### EXERCISE
Copy every line of the following data that includes the string "selected".
**** INFORMATION SHOWN ****
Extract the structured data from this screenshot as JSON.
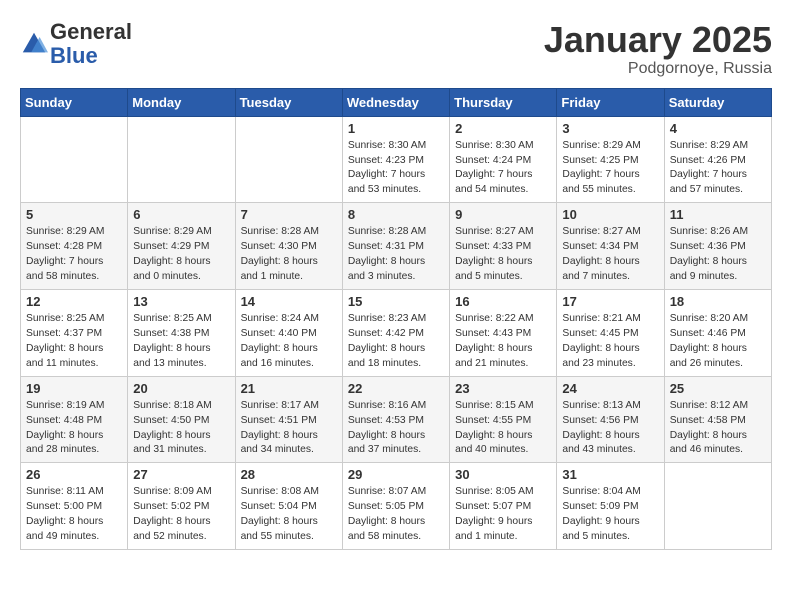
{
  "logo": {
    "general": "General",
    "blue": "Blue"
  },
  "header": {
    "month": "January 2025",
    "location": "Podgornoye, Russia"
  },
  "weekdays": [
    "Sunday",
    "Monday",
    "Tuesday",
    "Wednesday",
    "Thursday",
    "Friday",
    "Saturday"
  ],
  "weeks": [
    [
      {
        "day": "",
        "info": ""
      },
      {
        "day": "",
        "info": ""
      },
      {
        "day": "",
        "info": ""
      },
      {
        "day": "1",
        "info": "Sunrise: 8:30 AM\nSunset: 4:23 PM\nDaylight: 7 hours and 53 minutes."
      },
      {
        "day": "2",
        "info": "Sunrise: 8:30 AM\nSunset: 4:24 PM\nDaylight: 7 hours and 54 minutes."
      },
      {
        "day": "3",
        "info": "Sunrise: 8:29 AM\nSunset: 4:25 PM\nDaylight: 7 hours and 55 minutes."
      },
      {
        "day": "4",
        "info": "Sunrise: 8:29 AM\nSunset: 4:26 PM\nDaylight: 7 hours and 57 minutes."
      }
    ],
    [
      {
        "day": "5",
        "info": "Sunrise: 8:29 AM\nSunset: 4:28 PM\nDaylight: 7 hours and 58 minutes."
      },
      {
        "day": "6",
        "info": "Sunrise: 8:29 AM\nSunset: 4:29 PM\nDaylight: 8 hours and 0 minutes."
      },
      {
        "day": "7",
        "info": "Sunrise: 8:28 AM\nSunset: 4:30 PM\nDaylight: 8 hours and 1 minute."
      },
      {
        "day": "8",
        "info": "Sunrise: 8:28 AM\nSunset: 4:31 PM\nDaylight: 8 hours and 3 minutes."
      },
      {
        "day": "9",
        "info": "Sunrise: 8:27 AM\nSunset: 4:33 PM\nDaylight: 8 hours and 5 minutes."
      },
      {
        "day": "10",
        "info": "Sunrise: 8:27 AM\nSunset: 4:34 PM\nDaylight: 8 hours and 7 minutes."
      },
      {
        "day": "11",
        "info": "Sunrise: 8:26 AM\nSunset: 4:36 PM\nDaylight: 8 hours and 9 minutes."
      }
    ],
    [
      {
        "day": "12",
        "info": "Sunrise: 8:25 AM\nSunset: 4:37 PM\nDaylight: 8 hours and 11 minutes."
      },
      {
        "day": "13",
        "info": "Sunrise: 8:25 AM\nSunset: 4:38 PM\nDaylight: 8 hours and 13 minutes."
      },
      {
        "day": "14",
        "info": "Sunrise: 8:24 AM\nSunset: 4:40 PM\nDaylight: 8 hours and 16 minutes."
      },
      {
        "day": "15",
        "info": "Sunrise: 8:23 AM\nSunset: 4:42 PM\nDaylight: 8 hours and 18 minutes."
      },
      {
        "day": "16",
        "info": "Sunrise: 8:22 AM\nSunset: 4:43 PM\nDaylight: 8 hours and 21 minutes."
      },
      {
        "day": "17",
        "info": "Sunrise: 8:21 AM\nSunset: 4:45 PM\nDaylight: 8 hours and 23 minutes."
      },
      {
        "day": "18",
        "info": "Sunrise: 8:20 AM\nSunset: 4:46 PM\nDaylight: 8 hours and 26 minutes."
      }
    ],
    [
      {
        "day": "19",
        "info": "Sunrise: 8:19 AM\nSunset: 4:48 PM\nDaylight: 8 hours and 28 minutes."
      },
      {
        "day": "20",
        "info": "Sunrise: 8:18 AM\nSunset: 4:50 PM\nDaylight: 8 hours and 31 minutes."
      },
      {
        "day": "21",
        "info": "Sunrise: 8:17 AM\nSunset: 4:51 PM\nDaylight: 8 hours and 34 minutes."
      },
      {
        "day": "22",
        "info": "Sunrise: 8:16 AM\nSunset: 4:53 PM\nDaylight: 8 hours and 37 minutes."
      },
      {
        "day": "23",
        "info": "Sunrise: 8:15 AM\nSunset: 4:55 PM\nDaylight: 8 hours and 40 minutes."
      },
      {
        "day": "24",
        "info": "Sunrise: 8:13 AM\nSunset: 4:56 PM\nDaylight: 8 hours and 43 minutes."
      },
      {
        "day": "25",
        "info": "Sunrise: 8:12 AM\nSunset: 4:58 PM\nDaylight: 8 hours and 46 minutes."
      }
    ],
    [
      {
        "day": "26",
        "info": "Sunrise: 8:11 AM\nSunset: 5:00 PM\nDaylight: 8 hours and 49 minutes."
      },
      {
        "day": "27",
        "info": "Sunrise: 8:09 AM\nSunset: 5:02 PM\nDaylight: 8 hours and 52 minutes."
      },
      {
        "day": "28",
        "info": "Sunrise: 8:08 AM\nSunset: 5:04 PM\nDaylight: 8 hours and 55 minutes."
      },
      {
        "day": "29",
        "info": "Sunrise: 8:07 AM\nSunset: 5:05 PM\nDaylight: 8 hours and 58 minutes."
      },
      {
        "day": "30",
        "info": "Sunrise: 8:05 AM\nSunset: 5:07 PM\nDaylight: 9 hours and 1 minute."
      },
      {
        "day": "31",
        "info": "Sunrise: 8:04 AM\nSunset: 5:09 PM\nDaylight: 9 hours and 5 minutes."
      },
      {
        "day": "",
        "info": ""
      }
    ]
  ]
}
****
**** INFORMATION SHOWN ****
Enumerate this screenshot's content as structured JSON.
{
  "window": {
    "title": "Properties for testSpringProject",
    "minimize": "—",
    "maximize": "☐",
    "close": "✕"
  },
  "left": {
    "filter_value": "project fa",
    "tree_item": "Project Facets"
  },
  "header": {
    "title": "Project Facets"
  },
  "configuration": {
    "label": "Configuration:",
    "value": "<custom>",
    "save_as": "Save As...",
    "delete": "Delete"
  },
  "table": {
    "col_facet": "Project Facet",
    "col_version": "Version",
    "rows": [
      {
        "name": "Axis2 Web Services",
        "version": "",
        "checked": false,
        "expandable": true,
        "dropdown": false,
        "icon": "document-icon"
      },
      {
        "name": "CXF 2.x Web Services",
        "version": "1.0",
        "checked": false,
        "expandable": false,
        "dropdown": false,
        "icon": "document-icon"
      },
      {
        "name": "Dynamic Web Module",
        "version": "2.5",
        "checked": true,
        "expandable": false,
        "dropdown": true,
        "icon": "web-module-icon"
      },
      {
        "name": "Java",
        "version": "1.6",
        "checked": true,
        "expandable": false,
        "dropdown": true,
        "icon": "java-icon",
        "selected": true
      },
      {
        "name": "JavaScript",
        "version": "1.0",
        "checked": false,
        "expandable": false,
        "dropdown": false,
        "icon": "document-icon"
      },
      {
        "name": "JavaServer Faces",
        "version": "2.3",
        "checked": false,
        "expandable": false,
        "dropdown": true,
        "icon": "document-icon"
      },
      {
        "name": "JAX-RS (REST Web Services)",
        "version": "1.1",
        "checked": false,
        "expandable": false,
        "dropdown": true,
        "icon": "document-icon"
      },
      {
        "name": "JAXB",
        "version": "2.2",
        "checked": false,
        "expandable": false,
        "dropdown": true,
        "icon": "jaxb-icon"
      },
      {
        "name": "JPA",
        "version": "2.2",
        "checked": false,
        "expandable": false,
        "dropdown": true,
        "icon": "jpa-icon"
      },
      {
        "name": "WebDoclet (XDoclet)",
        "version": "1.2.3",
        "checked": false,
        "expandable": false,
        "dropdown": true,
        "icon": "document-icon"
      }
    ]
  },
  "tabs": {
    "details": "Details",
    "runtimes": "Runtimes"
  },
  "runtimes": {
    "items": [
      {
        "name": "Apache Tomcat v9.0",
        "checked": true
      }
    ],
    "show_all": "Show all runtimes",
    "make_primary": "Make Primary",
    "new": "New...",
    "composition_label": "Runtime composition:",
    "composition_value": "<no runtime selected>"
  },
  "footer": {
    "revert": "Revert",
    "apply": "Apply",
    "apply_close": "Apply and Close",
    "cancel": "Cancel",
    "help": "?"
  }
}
****
### PROBLEM SOLUTION
        "selected": true
    "composition_value": "<no runtime selected>"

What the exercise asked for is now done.